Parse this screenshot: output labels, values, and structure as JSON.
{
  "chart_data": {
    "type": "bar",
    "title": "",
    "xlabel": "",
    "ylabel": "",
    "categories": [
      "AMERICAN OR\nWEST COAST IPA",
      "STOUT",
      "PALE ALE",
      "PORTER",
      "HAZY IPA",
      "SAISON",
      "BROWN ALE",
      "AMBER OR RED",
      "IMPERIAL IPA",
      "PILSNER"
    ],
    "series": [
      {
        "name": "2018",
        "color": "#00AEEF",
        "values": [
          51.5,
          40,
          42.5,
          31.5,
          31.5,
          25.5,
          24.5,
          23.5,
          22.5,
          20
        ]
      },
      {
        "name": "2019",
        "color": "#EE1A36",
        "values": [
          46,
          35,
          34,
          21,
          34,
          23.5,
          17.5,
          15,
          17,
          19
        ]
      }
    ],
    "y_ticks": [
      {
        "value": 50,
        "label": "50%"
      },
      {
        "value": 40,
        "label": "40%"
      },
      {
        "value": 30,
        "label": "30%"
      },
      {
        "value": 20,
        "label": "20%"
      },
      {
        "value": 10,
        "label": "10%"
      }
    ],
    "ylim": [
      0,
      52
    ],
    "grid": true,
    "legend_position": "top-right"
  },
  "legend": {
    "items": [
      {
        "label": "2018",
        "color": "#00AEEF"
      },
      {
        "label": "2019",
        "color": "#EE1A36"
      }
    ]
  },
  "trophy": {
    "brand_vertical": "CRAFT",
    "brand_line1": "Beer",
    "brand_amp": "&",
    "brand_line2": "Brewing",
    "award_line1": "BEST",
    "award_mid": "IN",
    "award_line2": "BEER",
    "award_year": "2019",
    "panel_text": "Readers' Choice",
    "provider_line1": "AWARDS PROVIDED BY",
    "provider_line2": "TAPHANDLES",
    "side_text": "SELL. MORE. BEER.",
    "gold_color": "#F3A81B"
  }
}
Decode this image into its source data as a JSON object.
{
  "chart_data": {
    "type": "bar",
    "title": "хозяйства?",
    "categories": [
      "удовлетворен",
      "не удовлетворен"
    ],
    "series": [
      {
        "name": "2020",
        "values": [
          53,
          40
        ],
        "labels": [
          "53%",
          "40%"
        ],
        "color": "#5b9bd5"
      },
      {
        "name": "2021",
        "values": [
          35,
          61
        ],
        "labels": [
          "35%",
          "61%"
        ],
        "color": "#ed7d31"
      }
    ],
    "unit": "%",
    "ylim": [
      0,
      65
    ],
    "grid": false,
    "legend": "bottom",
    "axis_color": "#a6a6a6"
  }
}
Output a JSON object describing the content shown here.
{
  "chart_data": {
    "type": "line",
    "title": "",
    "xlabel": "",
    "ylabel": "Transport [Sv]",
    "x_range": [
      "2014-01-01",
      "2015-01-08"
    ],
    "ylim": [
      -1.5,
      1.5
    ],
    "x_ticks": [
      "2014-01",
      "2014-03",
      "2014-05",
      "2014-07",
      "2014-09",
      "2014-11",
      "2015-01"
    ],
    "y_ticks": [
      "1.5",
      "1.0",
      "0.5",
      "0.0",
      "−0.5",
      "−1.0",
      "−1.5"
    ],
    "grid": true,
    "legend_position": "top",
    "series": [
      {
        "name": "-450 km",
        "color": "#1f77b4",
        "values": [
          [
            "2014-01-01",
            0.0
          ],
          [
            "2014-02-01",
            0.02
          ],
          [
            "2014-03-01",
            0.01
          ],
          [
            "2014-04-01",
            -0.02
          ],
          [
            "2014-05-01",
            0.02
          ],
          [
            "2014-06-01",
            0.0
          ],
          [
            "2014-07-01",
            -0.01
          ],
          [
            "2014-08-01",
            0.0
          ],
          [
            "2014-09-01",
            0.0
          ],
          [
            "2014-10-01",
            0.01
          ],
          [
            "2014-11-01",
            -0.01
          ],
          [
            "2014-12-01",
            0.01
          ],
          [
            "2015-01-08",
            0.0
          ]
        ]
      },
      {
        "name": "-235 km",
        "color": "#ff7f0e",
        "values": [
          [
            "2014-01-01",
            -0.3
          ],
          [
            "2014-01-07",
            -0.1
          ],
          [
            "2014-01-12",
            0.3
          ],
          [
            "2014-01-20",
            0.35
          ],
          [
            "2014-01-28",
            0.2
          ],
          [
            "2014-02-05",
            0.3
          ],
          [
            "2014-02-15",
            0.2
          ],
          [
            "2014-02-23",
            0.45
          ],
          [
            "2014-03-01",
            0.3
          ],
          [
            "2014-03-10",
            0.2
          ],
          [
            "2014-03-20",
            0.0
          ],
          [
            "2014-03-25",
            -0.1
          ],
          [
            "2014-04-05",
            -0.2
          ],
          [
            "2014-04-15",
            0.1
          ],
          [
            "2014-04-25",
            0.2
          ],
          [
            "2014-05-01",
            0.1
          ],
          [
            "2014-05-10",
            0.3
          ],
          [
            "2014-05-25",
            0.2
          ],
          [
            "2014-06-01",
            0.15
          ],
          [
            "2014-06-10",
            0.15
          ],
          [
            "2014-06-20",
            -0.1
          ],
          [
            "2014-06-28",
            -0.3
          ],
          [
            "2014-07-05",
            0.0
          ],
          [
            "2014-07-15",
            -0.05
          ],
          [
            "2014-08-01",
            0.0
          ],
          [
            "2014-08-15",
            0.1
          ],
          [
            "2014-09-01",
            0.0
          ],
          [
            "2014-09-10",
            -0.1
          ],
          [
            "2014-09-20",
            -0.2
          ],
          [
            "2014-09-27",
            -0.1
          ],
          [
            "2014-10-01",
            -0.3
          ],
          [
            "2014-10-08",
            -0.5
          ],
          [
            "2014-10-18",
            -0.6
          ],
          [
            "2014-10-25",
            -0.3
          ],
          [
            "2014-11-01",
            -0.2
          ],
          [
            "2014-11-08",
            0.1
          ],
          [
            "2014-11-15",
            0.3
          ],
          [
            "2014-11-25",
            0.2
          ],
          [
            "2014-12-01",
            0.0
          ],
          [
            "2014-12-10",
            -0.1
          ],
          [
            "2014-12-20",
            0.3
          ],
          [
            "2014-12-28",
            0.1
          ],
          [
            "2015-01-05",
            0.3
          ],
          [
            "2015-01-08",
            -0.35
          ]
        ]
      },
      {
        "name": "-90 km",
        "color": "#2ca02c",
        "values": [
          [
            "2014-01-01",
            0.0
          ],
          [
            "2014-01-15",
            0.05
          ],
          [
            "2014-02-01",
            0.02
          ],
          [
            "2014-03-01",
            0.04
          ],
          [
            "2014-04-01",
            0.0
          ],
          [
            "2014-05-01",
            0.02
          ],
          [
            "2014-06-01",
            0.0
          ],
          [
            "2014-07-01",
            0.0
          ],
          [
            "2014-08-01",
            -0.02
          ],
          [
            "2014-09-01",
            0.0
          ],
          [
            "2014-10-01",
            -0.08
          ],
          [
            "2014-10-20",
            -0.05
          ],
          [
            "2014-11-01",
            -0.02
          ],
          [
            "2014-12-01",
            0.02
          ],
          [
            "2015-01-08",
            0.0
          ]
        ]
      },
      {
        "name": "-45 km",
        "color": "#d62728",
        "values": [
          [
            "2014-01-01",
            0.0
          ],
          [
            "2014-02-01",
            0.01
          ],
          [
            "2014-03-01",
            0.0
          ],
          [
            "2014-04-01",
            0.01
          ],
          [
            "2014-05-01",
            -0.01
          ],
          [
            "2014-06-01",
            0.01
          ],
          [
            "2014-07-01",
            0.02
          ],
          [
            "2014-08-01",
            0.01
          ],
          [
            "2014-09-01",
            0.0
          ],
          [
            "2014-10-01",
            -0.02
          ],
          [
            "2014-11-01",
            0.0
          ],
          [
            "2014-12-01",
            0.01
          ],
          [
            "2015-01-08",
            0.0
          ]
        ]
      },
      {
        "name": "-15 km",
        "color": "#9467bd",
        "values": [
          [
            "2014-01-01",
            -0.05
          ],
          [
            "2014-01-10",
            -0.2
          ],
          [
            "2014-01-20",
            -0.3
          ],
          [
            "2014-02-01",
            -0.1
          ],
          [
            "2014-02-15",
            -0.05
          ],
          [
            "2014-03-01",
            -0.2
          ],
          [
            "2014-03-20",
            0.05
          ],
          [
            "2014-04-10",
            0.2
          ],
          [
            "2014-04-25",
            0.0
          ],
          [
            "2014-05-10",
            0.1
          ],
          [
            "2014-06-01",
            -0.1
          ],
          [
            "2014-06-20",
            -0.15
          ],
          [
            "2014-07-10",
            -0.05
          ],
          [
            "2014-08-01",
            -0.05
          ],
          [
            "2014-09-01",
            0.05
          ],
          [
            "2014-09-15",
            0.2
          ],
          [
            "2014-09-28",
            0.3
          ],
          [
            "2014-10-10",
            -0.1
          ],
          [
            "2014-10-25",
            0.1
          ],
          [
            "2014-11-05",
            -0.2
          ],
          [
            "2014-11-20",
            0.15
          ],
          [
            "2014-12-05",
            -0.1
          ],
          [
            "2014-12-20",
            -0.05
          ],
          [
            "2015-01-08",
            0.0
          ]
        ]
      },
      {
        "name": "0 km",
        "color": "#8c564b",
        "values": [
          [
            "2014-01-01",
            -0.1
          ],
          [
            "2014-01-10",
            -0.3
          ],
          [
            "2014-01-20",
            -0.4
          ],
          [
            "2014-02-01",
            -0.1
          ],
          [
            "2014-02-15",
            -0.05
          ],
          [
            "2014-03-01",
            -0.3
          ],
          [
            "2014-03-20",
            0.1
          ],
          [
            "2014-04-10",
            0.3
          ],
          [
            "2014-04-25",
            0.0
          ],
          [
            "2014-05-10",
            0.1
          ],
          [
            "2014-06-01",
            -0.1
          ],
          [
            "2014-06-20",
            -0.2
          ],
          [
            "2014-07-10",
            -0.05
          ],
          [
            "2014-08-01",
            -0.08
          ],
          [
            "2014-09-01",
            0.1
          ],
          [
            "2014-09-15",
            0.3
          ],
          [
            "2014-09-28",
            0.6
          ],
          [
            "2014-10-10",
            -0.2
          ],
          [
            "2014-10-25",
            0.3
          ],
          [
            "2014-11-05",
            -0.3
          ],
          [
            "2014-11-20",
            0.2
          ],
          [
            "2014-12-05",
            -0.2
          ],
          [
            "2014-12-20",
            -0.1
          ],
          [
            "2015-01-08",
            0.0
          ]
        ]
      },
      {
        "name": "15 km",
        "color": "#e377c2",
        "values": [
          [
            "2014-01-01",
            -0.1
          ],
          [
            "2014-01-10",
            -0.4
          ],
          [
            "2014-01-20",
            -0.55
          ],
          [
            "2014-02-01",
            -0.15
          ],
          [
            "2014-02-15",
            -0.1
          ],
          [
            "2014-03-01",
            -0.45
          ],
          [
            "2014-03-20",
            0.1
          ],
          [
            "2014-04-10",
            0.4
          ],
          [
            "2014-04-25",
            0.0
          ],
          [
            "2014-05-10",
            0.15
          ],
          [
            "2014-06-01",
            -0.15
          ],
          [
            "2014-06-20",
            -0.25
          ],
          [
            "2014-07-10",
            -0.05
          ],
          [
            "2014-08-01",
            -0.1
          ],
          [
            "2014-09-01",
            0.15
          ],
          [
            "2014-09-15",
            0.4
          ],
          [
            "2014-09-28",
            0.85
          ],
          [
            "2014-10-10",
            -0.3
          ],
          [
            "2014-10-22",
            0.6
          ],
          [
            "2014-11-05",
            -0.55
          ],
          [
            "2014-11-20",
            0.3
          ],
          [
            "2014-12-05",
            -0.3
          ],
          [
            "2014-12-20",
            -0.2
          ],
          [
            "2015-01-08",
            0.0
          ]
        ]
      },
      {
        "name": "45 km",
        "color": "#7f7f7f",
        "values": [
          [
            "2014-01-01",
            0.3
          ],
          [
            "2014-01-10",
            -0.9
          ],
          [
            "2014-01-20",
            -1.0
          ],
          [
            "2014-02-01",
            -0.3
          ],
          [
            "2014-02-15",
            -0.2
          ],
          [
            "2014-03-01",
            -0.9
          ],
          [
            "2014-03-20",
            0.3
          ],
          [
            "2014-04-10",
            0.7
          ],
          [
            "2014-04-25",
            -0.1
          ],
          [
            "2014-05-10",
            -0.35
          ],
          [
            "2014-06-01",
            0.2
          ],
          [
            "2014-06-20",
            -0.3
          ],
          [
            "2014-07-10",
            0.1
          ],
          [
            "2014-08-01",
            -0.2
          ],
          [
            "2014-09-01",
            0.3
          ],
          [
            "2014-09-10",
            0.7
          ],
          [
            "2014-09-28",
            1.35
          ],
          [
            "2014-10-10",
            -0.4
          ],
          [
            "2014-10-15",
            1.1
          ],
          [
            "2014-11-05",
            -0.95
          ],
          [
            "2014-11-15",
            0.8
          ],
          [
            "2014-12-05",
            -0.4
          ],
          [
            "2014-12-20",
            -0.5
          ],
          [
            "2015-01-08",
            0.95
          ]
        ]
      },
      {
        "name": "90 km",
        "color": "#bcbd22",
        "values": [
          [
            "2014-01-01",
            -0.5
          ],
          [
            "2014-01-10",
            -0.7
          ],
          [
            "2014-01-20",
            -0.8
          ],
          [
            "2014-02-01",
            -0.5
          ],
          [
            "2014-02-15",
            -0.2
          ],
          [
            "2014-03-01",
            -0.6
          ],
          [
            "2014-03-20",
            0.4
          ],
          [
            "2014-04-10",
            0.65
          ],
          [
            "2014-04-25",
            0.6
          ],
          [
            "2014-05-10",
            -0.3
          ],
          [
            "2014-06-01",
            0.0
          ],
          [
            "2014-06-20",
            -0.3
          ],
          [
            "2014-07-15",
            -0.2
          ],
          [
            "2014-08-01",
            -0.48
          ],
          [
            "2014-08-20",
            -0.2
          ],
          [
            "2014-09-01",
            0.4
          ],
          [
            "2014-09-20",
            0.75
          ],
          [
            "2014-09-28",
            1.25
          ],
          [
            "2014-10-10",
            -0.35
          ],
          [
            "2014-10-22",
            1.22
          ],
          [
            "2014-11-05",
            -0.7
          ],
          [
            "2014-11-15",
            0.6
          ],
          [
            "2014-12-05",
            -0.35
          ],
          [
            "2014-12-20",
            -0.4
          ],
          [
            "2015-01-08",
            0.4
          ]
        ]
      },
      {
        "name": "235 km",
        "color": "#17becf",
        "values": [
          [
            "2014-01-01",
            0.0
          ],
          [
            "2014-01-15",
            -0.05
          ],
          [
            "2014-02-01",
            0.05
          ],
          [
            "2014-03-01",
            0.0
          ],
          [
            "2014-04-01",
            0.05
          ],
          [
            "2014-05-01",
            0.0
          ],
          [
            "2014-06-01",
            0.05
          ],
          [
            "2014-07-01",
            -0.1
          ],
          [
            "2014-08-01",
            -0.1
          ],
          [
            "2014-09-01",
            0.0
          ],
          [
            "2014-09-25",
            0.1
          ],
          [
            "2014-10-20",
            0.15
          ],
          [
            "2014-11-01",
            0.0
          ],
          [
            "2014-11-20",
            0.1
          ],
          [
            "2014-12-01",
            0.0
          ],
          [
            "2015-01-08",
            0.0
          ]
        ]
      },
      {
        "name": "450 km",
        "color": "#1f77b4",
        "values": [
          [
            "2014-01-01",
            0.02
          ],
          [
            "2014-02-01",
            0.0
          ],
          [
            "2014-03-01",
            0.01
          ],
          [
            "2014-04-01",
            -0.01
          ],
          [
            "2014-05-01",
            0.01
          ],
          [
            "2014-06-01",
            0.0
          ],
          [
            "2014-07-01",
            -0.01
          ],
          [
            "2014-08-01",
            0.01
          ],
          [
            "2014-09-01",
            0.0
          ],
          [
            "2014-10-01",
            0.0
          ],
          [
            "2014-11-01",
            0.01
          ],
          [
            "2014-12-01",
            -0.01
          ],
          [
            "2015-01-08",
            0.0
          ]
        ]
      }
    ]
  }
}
- - -
[PROBLEM TO SOLVE]
Across the material above, count every line holding "JSON" and write down only the number.

[WRITTEN ANSWER]
3